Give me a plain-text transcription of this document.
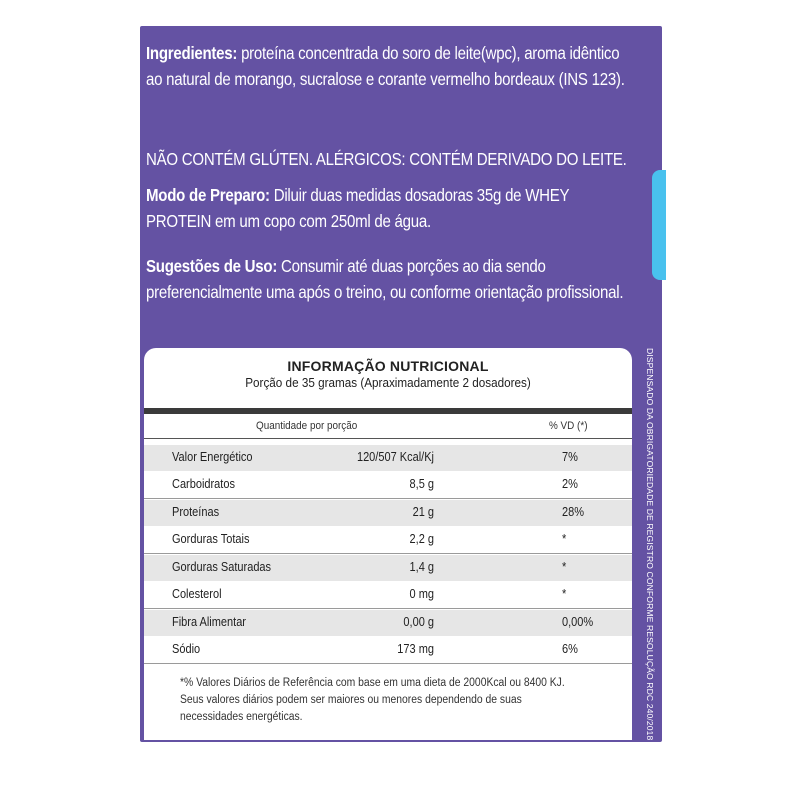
Ingredientes: proteína concentrada do soro de leite(wpc), aroma idêntico ao natural de morango, sucralose e corante vermelho bordeaux (INS 123).
NÃO CONTÉM GLÚTEN. ALÉRGICOS: CONTÉM DERIVADO DO LEITE.
Modo de Preparo: Diluir duas medidas dosadoras 35g de WHEY PROTEIN em um copo com 250ml de água.
Sugestões de Uso: Consumir até duas porções ao dia sendo preferencialmente uma após o treino, ou conforme orientação profissional.
INFORMAÇÃO NUTRICIONAL
Porção de 35 gramas (Apraximadamente 2 dosadores)
Quantidade por porção	% VD (*)
Valor Energético	120/507 Kcal/Kj	7%
Carboidratos	8,5 g	2%
Proteínas	21 g	28%
Gorduras Totais	2,2 g	*
Gorduras Saturadas	1,4 g	*
Colesterol	0 mg	*
Fibra Alimentar	0,00 g	0,00%
Sódio	173 mg	6%
*% Valores Diários de Referência com base em uma dieta de 2000Kcal ou 8400 KJ.
Seus valores diários podem ser maiores ou menores dependendo de suas necessidades energéticas.	DISPENSADO DA OBRIGATORIEDADE DE REGISTRO CONFORME RESOLUÇÃO RDC 240/2018
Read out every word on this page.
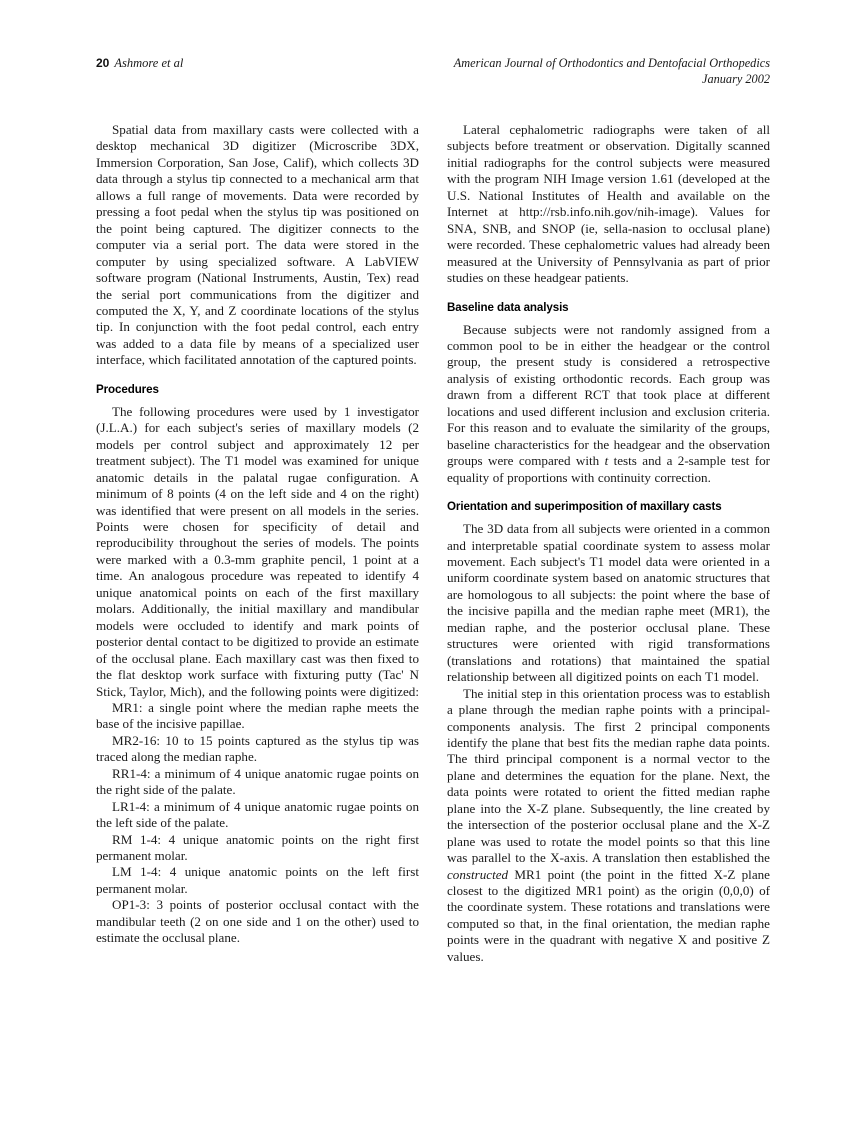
20 Ashmore et al	American Journal of Orthodontics and Dentofacial Orthopedics
January 2002

Spatial data from maxillary casts were collected with a desktop mechanical 3D digitizer (Microscribe 3DX, Immersion Corporation, San Jose, Calif), which collects 3D data through a stylus tip connected to a mechanical arm that allows a full range of movements. Data were recorded by pressing a foot pedal when the stylus tip was positioned on the point being captured. The digitizer connects to the computer via a serial port. The data were stored in the computer by using specialized software. A LabVIEW software program (National Instruments, Austin, Tex) read the serial port communications from the digitizer and computed the X, Y, and Z coordinate locations of the stylus tip. In conjunction with the foot pedal control, each entry was added to a data file by means of a specialized user interface, which facilitated annotation of the captured points.

Procedures

The following procedures were used by 1 investigator (J.L.A.) for each subject's series of maxillary models (2 models per control subject and approximately 12 per treatment subject). The T1 model was examined for unique anatomic details in the palatal rugae configuration. A minimum of 8 points (4 on the left side and 4 on the right) was identified that were present on all models in the series. Points were chosen for specificity of detail and reproducibility throughout the series of models. The points were marked with a 0.3-mm graphite pencil, 1 point at a time. An analogous procedure was repeated to identify 4 unique anatomical points on each of the first maxillary molars. Additionally, the initial maxillary and mandibular models were occluded to identify and mark points of posterior dental contact to be digitized to provide an estimate of the occlusal plane. Each maxillary cast was then fixed to the flat desktop work surface with fixturing putty (Tac' N Stick, Taylor, Mich), and the following points were digitized:

MR1: a single point where the median raphe meets the base of the incisive papillae.

MR2-16: 10 to 15 points captured as the stylus tip was traced along the median raphe.

RR1-4: a minimum of 4 unique anatomic rugae points on the right side of the palate.

LR1-4: a minimum of 4 unique anatomic rugae points on the left side of the palate.

RM 1-4: 4 unique anatomic points on the right first permanent molar.

LM 1-4: 4 unique anatomic points on the left first permanent molar.

OP1-3: 3 points of posterior occlusal contact with the mandibular teeth (2 on one side and 1 on the other) used to estimate the occlusal plane.

Lateral cephalometric radiographs were taken of all subjects before treatment or observation. Digitally scanned initial radiographs for the control subjects were measured with the program NIH Image version 1.61 (developed at the U.S. National Institutes of Health and available on the Internet at http://rsb.info.nih.gov/nih-image). Values for SNA, SNB, and SNOP (ie, sella-nasion to occlusal plane) were recorded. These cephalometric values had already been measured at the University of Pennsylvania as part of prior studies on these headgear patients.

Baseline data analysis

Because subjects were not randomly assigned from a common pool to be in either the headgear or the control group, the present study is considered a retrospective analysis of existing orthodontic records. Each group was drawn from a different RCT that took place at different locations and used different inclusion and exclusion criteria. For this reason and to evaluate the similarity of the groups, baseline characteristics for the headgear and the observation groups were compared with t tests and a 2-sample test for equality of proportions with continuity correction.

Orientation and superimposition of maxillary casts

The 3D data from all subjects were oriented in a common and interpretable spatial coordinate system to assess molar movement. Each subject's T1 model data were oriented in a uniform coordinate system based on anatomic structures that are homologous to all subjects: the point where the base of the incisive papilla and the median raphe meet (MR1), the median raphe, and the posterior occlusal plane. These structures were oriented with rigid transformations (translations and rotations) that maintained the spatial relationship between all digitized points on each T1 model.

The initial step in this orientation process was to establish a plane through the median raphe points with a principal-components analysis. The first 2 principal components identify the plane that best fits the median raphe data points. The third principal component is a normal vector to the plane and determines the equation for the plane. Next, the data points were rotated to orient the fitted median raphe plane into the X-Z plane. Subsequently, the line created by the intersection of the posterior occlusal plane and the X-Z plane was used to rotate the model points so that this line was parallel to the X-axis. A translation then established the constructed MR1 point (the point in the fitted X-Z plane closest to the digitized MR1 point) as the origin (0,0,0) of the coordinate system. These rotations and translations were computed so that, in the final orientation, the median raphe points were in the quadrant with negative X and positive Z values.
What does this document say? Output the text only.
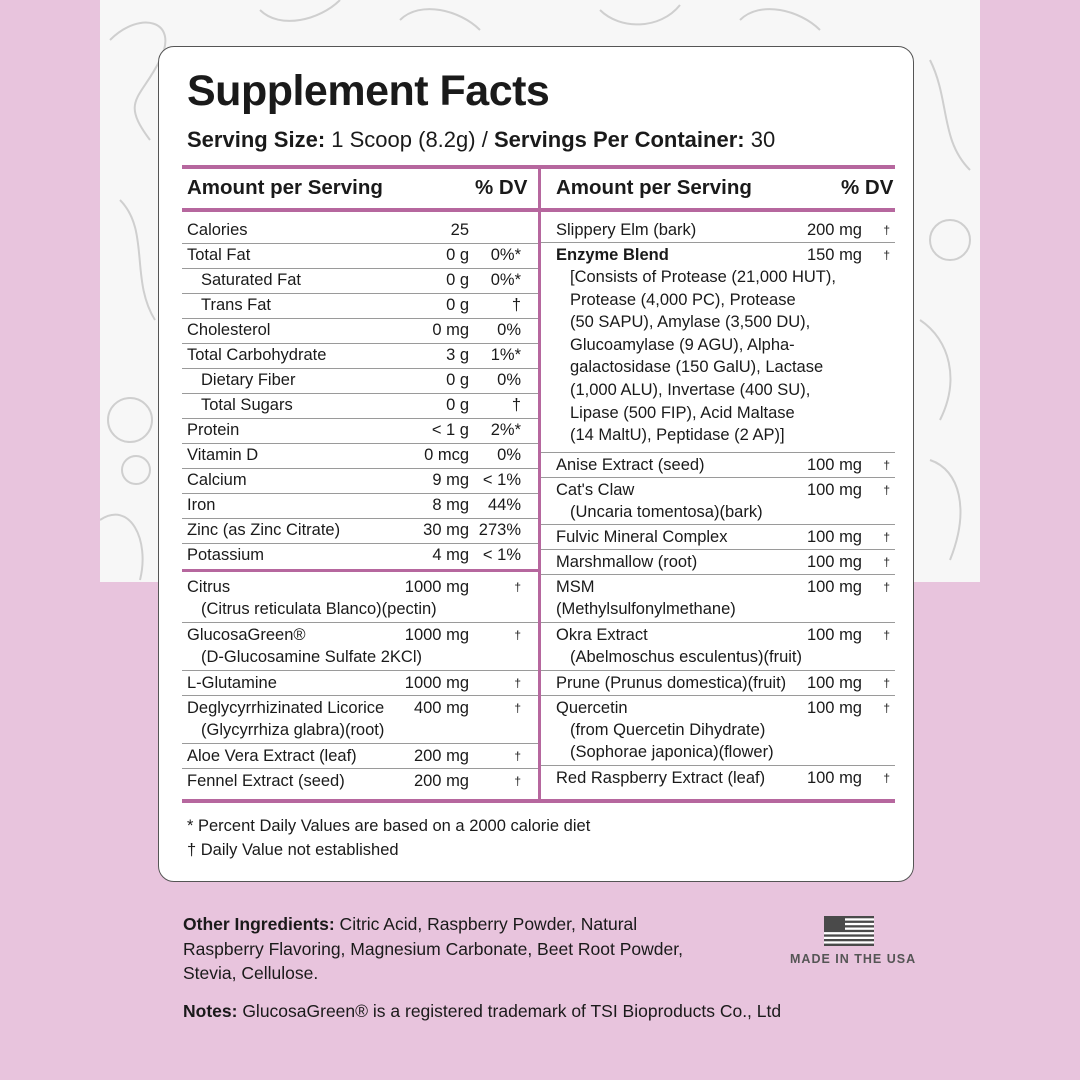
Supplement Facts
Serving Size: 1 Scoop (8.2g) / Servings Per Container: 30
Amount per Serving	% DV Amount per Serving	% DV
Calories	25
Total Fat	0 g	0%*
Saturated Fat	0 g	0%*
Trans Fat	0 g	†
Cholesterol	0 mg	0%
Total Carbohydrate	3 g	1%*
Dietary Fiber	0 g	0%
Total Sugars	0 g	†
Protein	< 1 g	2%*
Vitamin D	0 mcg	0%
Calcium	9 mg < 1%
Iron	8 mg	44%
Zinc (as Zinc Citrate)	30 mg 273%
Potassium	4 mg < 1%
Citrus	1000 mg	†
(Citrus reticulata Blanco)(pectin)
GlucosaGreen®	1000 mg	†
(D-Glucosamine Sulfate 2KCl)
L-Glutamine	1000 mg	†
Deglycyrrhizinated Licorice	400 mg	†
(Glycyrrhiza glabra)(root)
Aloe Vera Extract (leaf)	200 mg	†
Fennel Extract (seed)	200 mg	†
Slippery Elm (bark)	200 mg	†
Enzyme Blend	150 mg	†
[Consists of Protease (21,000 HUT),
Protease (4,000 PC), Protease
(50 SAPU), Amylase (3,500 DU),
Glucoamylase (9 AGU), Alpha-
galactosidase (150 GalU), Lactase
(1,000 ALU), Invertase (400 SU),
Lipase (500 FIP), Acid Maltase
(14 MaltU), Peptidase (2 AP)]
Anise Extract (seed)	100 mg	†
Cat's Claw	100 mg	†
(Uncaria tomentosa)(bark)
Fulvic Mineral Complex	100 mg	†
Marshmallow (root)	100 mg	†
MSM	100 mg	†
(Methylsulfonylmethane)
Okra Extract	100 mg	†
(Abelmoschus esculentus)(fruit)
Prune (Prunus domestica)(fruit)	100 mg	†
Quercetin	100 mg	†
(from Quercetin Dihydrate)
(Sophorae japonica)(flower)
Red Raspberry Extract (leaf)	100 mg	†
* Percent Daily Values are based on a 2000 calorie diet
† Daily Value not established
Other Ingredients: Citric Acid, Raspberry Powder, Natural
Raspberry Flavoring, Magnesium Carbonate, Beet Root Powder,
Stevia, Cellulose.
Notes: GlucosaGreen® is a registered trademark of TSI Bioproducts Co., Ltd
MADE IN THE USA
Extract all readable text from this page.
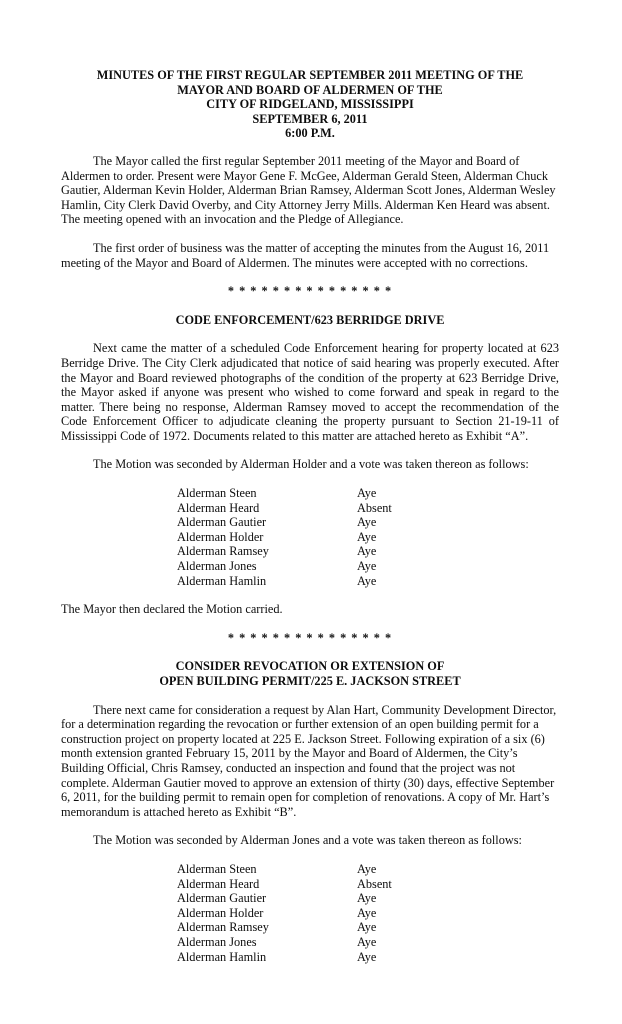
MINUTES OF THE FIRST REGULAR SEPTEMBER 2011 MEETING OF THE
MAYOR AND BOARD OF ALDERMEN OF THE
CITY OF RIDGELAND, MISSISSIPPI
SEPTEMBER 6, 2011
6:00 P.M.

The Mayor called the first regular September 2011 meeting of the Mayor and Board of Aldermen to order. Present were Mayor Gene F. McGee, Alderman Gerald Steen, Alderman Chuck Gautier, Alderman Kevin Holder, Alderman Brian Ramsey, Alderman Scott Jones, Alderman Wesley Hamlin, City Clerk David Overby, and City Attorney Jerry Mills. Alderman Ken Heard was absent. The meeting opened with an invocation and the Pledge of Allegiance.

The first order of business was the matter of accepting the minutes from the August 16, 2011 meeting of the Mayor and Board of Aldermen. The minutes were accepted with no corrections.

* * * * * * * * * * * * * * *
CODE ENFORCEMENT/623 BERRIDGE DRIVE

Next came the matter of a scheduled Code Enforcement hearing for property located at 623 Berridge Drive. The City Clerk adjudicated that notice of said hearing was properly executed. After the Mayor and Board reviewed photographs of the condition of the property at 623 Berridge Drive, the Mayor asked if anyone was present who wished to come forward and speak in regard to the matter. There being no response, Alderman Ramsey moved to accept the recommendation of the Code Enforcement Officer to adjudicate cleaning the property pursuant to Section 21-19-11 of Mississippi Code of 1972. Documents related to this matter are attached hereto as Exhibit “A”.

The Motion was seconded by Alderman Holder and a vote was taken thereon as follows:

Alderman Steen	Aye
Alderman Heard	Absent
Alderman Gautier	Aye
Alderman Holder	Aye
Alderman Ramsey	Aye
Alderman Jones	Aye
Alderman Hamlin	Aye

The Mayor then declared the Motion carried.

* * * * * * * * * * * * * * *
CONSIDER REVOCATION OR EXTENSION OF
OPEN BUILDING PERMIT/225 E. JACKSON STREET

There next came for consideration a request by Alan Hart, Community Development Director, for a determination regarding the revocation or further extension of an open building permit for a construction project on property located at 225 E. Jackson Street. Following expiration of a six (6) month extension granted February 15, 2011 by the Mayor and Board of Aldermen, the City’s Building Official, Chris Ramsey, conducted an inspection and found that the project was not complete. Alderman Gautier moved to approve an extension of thirty (30) days, effective September 6, 2011, for the building permit to remain open for completion of renovations. A copy of Mr. Hart’s memorandum is attached hereto as Exhibit “B”.

The Motion was seconded by Alderman Jones and a vote was taken thereon as follows:

Alderman Steen	Aye
Alderman Heard	Absent
Alderman Gautier	Aye
Alderman Holder	Aye
Alderman Ramsey	Aye
Alderman Jones	Aye
Alderman Hamlin	Aye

Task to complete
Show every line from the entries above in which "headgear" appears.

Response area
Lateral cephalometric radiographs were taken of all subjects before treatment or observation. Digitally scanned initial radiographs for the control subjects were measured with the program NIH Image version 1.61 (developed at the U.S. National Institutes of Health and available on the Internet at http://rsb.info.nih.gov/nih-image). Values for SNA, SNB, and SNOP (ie, sella-nasion to occlusal plane) were recorded. These cephalometric values had already been measured at the University of Pennsylvania as part of prior studies on these headgear patients.
Because subjects were not randomly assigned from a common pool to be in either the headgear or the control group, the present study is considered a retrospective analysis of existing orthodontic records. Each group was drawn from a different RCT that took place at different locations and used different inclusion and exclusion criteria. For this reason and to evaluate the similarity of the groups, baseline characteristics for the headgear and the observation groups were compared with t tests and a 2-sample test for equality of proportions with continuity correction.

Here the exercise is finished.